Pull out every line below that contains the word "bond".

[Figure content listings]
+++

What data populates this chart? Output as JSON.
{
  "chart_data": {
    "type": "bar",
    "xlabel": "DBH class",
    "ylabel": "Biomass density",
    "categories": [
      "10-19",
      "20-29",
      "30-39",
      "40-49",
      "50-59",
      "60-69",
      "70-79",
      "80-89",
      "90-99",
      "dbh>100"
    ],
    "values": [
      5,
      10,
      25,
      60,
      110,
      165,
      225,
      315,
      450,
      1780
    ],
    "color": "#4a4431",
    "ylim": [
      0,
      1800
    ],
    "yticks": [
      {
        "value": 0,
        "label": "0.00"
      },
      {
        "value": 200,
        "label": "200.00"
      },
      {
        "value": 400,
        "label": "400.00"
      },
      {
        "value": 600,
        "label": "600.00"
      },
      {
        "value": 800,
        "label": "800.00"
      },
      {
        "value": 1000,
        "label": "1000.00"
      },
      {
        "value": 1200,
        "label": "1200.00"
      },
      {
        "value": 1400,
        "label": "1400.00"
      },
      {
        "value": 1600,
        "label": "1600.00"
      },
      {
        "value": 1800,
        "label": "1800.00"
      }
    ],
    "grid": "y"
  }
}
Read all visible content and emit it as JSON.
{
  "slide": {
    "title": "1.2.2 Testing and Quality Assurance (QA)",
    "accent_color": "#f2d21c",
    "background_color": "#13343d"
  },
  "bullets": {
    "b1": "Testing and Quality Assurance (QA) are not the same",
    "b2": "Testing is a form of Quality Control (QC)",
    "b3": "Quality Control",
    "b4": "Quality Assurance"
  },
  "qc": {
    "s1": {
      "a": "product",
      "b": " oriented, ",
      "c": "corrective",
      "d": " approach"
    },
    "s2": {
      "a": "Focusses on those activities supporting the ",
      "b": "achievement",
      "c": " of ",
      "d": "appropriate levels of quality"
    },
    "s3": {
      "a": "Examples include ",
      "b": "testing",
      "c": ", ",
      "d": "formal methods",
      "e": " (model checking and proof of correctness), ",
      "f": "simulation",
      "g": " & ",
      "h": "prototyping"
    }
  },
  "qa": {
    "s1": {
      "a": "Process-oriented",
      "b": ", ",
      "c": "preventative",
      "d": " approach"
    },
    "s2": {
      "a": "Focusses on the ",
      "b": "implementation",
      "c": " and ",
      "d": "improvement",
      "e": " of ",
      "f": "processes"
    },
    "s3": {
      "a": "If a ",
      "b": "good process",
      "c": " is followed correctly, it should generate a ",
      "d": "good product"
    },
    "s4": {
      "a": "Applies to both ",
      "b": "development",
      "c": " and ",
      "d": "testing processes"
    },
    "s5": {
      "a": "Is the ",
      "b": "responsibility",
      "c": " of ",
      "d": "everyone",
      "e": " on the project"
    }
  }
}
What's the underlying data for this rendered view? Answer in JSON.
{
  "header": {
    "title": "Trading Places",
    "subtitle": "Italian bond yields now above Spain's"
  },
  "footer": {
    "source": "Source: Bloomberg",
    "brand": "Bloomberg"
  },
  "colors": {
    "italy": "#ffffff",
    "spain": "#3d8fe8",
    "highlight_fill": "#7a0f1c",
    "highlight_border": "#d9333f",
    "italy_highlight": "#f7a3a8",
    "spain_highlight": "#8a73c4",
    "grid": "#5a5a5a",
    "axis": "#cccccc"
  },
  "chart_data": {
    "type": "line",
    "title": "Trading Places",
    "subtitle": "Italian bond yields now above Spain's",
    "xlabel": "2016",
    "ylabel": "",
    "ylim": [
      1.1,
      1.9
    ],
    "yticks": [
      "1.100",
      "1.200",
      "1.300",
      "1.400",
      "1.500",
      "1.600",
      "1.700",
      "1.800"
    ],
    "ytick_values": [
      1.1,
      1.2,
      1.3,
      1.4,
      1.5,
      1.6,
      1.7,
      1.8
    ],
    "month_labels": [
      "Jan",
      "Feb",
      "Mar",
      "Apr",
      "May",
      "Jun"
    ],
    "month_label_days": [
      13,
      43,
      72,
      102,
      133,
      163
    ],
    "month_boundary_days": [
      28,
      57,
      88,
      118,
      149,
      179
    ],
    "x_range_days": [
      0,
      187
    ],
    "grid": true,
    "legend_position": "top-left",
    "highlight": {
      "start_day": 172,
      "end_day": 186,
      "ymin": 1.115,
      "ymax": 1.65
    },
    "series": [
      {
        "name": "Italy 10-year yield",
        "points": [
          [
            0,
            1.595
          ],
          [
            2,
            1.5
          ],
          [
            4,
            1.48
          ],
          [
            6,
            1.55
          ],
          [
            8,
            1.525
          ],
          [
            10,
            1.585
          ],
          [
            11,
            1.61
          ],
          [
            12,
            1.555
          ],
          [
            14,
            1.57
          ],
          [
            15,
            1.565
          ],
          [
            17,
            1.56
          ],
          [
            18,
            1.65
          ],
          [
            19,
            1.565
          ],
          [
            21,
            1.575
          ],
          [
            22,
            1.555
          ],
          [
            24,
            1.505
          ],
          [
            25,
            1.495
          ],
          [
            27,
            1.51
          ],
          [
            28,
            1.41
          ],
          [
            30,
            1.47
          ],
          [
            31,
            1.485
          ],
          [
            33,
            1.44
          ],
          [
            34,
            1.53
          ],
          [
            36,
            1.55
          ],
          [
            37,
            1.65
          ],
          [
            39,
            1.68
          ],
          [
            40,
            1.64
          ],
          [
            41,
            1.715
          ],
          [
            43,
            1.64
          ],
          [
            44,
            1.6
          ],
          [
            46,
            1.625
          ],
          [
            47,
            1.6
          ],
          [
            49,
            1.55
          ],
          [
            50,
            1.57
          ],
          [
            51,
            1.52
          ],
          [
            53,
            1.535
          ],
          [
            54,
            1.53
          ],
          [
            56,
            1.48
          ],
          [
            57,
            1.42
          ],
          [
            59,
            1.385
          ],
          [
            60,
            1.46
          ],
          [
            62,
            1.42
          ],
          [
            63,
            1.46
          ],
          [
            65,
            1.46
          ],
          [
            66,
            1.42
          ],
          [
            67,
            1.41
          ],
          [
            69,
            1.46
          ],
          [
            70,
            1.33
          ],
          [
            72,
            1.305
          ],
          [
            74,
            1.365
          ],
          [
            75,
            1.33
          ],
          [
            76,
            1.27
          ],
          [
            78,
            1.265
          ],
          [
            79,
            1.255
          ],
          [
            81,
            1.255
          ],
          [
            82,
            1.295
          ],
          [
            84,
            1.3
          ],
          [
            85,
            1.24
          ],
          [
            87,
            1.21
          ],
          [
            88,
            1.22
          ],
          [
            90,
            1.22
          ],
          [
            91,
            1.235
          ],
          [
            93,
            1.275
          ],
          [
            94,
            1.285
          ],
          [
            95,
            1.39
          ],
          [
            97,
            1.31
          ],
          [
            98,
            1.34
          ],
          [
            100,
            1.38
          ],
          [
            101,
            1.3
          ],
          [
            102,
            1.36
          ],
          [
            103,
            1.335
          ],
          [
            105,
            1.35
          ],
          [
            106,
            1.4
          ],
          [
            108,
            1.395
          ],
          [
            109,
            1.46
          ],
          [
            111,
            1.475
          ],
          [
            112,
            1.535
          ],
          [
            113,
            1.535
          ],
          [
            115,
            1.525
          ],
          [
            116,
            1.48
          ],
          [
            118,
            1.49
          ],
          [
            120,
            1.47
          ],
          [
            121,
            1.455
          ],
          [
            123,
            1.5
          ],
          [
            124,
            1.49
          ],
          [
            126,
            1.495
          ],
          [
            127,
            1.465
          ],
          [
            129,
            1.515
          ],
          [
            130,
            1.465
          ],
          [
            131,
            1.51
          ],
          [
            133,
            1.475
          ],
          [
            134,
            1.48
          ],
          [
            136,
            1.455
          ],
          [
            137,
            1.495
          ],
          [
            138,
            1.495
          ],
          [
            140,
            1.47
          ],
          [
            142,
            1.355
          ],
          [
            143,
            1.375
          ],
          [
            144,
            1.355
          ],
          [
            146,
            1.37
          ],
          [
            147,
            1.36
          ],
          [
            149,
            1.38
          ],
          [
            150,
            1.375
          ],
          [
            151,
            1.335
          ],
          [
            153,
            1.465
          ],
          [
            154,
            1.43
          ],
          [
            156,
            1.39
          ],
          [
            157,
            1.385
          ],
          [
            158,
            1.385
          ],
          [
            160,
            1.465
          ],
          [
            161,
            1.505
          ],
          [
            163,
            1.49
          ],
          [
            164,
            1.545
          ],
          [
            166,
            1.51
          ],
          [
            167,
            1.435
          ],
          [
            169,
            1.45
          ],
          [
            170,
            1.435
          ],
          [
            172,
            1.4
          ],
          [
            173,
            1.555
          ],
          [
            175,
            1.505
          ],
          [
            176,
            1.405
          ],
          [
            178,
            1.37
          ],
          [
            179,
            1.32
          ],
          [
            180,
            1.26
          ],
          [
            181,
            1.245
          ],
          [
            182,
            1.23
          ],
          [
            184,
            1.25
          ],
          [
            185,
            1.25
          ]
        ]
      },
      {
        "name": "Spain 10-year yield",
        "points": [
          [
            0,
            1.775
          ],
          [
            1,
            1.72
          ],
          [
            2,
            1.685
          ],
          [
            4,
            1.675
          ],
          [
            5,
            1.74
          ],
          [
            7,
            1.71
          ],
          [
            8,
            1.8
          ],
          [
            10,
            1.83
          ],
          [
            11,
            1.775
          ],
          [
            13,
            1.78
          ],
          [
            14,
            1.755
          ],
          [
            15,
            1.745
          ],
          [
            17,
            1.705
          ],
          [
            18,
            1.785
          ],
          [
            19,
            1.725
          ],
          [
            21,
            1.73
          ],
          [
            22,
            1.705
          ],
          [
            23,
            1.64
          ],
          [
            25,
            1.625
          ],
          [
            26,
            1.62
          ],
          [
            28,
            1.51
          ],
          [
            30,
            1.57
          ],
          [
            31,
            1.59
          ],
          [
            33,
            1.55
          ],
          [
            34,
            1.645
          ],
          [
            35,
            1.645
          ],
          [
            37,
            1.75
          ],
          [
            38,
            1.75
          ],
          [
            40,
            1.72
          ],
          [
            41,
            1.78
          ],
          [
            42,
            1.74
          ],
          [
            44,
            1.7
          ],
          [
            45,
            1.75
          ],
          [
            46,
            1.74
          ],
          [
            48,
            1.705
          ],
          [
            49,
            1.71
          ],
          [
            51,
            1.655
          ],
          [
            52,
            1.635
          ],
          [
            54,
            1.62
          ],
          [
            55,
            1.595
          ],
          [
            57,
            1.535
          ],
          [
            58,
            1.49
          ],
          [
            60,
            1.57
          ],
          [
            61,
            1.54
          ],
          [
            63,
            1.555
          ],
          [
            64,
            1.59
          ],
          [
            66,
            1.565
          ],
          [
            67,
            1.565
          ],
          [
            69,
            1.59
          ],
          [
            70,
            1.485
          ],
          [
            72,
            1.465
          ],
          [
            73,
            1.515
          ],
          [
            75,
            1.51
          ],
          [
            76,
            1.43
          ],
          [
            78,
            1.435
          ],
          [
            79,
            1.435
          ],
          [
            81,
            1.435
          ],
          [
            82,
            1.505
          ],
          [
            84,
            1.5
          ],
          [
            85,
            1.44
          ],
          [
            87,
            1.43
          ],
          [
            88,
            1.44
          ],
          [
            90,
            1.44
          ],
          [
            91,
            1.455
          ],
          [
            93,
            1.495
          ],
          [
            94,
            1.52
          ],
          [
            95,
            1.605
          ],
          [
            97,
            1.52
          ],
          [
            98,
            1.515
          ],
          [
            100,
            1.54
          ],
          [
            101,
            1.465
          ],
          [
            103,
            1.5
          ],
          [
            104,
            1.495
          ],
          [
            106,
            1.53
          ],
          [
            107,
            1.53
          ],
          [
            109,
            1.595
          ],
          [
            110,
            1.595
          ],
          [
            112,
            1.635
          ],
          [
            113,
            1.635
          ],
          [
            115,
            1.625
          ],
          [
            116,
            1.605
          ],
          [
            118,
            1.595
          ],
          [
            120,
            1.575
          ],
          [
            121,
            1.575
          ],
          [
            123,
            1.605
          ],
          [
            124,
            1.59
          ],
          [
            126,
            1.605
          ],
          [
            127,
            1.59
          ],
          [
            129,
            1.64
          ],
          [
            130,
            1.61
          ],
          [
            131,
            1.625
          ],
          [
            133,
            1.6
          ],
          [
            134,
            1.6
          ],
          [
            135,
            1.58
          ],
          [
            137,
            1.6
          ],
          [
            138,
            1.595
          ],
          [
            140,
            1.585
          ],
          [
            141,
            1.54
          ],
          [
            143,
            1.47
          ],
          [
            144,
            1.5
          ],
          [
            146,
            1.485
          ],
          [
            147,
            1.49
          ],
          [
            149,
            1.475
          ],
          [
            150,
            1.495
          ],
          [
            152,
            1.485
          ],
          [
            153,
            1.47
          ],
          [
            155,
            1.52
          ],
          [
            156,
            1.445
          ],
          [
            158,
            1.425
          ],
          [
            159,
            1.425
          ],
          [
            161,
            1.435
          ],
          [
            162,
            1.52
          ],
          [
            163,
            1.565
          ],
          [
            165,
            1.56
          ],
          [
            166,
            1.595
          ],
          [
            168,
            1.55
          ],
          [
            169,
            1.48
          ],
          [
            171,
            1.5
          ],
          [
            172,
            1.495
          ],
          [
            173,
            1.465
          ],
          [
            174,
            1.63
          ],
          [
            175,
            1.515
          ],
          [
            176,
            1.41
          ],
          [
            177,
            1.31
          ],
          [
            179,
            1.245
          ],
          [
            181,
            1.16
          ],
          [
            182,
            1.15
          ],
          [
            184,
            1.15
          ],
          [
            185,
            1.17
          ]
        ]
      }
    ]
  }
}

+++

* [Task response]
    "subtitle": "Italian bond yields now above Spain's"
    "subtitle": "Italian bond yields now above Spain's",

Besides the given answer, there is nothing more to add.